* start DATASET RECORDS *
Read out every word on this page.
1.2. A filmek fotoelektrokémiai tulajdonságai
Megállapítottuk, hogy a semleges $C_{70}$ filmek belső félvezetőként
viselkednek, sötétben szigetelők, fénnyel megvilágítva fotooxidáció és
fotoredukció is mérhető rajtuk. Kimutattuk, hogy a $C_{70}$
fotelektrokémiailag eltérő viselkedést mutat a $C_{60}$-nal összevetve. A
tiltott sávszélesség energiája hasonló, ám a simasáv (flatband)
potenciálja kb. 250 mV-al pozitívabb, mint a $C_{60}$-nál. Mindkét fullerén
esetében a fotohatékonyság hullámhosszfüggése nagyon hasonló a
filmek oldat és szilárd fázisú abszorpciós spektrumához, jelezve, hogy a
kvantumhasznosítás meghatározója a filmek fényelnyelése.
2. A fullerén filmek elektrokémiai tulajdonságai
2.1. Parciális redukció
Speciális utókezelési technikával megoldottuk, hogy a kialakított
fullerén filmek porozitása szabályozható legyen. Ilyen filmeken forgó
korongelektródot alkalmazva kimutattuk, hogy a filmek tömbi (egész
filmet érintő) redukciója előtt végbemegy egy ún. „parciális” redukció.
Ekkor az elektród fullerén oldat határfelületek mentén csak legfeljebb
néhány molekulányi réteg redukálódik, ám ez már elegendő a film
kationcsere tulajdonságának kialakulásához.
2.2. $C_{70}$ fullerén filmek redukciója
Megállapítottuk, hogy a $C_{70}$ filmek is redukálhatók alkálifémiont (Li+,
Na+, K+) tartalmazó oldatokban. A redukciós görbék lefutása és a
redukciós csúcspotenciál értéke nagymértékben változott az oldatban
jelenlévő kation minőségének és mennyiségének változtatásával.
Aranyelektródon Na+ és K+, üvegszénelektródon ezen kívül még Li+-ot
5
* end DATASET RECORDS *
WHAT IS ASKED
Find the word "hogy" in the material, then list each line that holds it.

SOLUTION BELOW
Megállapítottuk, hogy a semleges $C_{70}$ filmek belső félvezetőként
fotoredukció is mérhető rajtuk. Kimutattuk, hogy a $C_{70}$
filmek oldat és szilárd fázisú abszorpciós spektrumához, jelezve, hogy a
Speciális utókezelési technikával megoldottuk, hogy a kialakított
korongelektródot alkalmazva kimutattuk, hogy a filmek tömbi (egész
Megállapítottuk, hogy a $C_{70}$ filmek is redukálhatók alkálifémiont (Li+,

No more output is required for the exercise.